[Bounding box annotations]
* * *

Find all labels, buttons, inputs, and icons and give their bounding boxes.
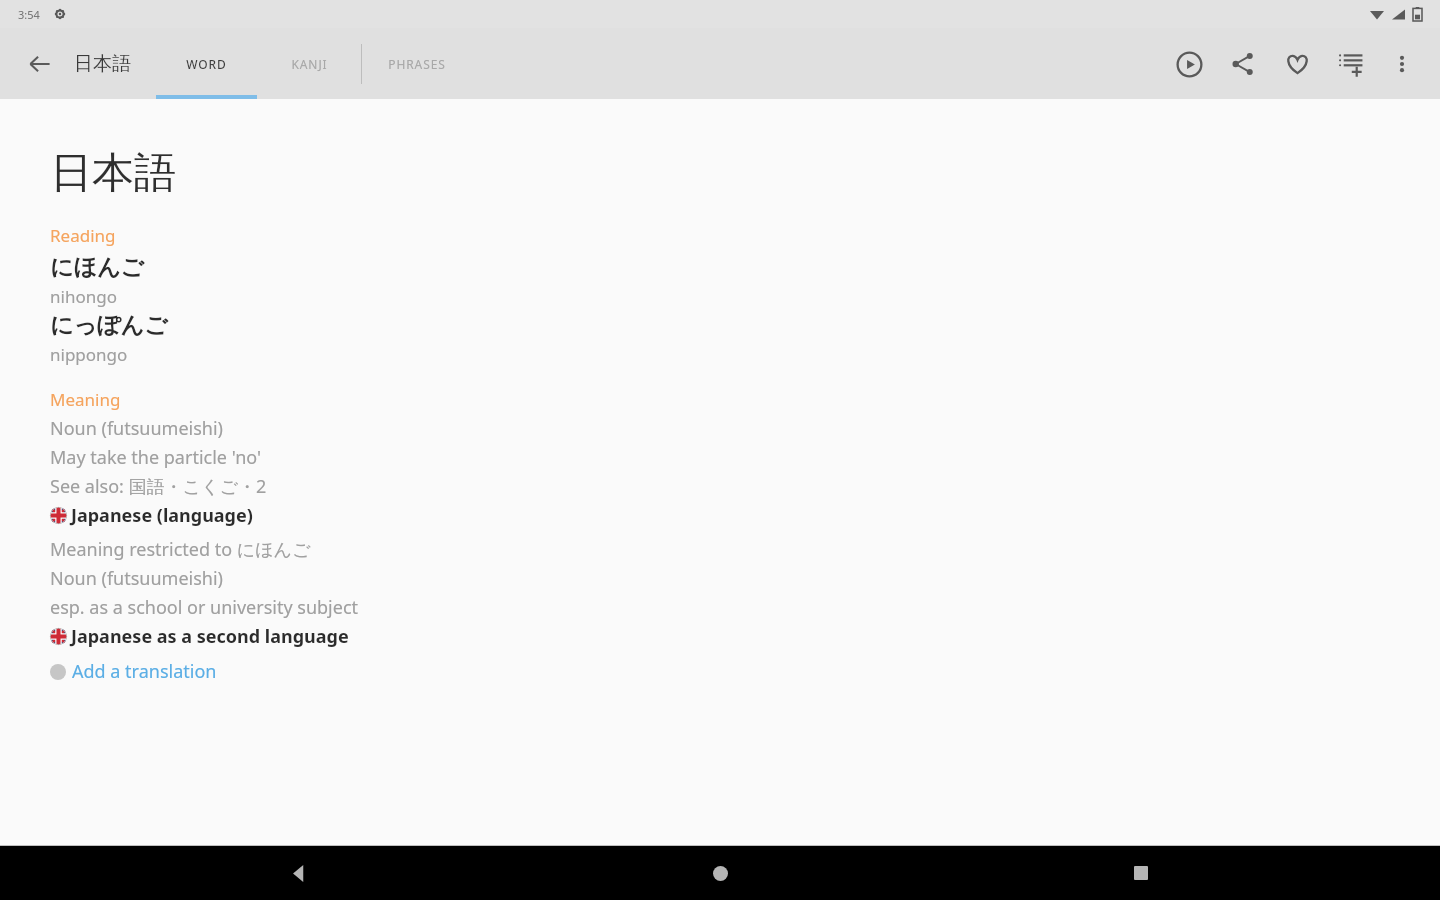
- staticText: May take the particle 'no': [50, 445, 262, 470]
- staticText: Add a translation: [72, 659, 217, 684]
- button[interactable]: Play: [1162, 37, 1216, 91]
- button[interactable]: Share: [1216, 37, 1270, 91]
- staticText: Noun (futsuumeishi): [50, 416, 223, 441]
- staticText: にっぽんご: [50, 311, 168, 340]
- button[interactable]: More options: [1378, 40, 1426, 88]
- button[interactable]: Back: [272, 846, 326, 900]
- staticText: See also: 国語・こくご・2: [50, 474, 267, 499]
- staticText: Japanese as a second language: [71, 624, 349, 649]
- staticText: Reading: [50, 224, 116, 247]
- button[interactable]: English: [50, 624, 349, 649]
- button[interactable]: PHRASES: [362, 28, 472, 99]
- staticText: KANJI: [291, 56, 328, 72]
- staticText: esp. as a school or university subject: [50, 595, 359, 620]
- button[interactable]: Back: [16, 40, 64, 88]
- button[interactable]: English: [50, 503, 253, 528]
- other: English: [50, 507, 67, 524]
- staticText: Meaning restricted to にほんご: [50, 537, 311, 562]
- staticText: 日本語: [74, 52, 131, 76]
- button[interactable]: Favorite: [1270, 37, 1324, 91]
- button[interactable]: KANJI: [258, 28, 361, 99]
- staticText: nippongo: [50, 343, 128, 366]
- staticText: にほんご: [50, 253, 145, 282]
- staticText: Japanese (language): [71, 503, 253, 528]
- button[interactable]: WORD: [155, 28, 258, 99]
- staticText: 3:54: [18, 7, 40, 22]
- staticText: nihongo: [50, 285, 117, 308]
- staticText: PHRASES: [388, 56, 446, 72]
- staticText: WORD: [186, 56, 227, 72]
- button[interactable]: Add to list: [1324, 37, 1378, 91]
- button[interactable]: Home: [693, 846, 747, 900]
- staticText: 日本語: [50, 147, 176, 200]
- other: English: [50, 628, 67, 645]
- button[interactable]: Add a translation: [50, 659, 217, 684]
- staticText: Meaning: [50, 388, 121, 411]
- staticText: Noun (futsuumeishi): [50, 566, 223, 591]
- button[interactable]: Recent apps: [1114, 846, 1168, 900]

* * *

### [Instruction]
Repeat the lines from the records exactly, beginning with the line that contains "- staticText: May" and continuing through the line that contains "- staticText: にほんご: [50, 253, 145, 282]", both included.

### [The result]
- staticText: May take the particle 'no': [50, 445, 262, 470]
- staticText: Add a translation: [72, 659, 217, 684]
- button[interactable]: Play: [1162, 37, 1216, 91]
- button[interactable]: Share: [1216, 37, 1270, 91]
- staticText: Noun (futsuumeishi): [50, 416, 223, 441]
- staticText: にっぽんご: [50, 311, 168, 340]
- button[interactable]: More options: [1378, 40, 1426, 88]
- button[interactable]: Back: [272, 846, 326, 900]
- staticText: See also: 国語・こくご・2: [50, 474, 267, 499]
- staticText: Japanese as a second language: [71, 624, 349, 649]
- staticText: Reading: [50, 224, 116, 247]
- button[interactable]: English: [50, 624, 349, 649]
- button[interactable]: PHRASES: [362, 28, 472, 99]
- staticText: KANJI: [291, 56, 328, 72]
- staticText: esp. as a school or university subject: [50, 595, 359, 620]
- button[interactable]: Back: [16, 40, 64, 88]
- button[interactable]: English: [50, 503, 253, 528]
- other: English: [50, 507, 67, 524]
- staticText: Meaning restricted to にほんご: [50, 537, 311, 562]
- staticText: 日本語: [74, 52, 131, 76]
- button[interactable]: Favorite: [1270, 37, 1324, 91]
- button[interactable]: KANJI: [258, 28, 361, 99]
- staticText: nippongo: [50, 343, 128, 366]
- staticText: にほんご: [50, 253, 145, 282]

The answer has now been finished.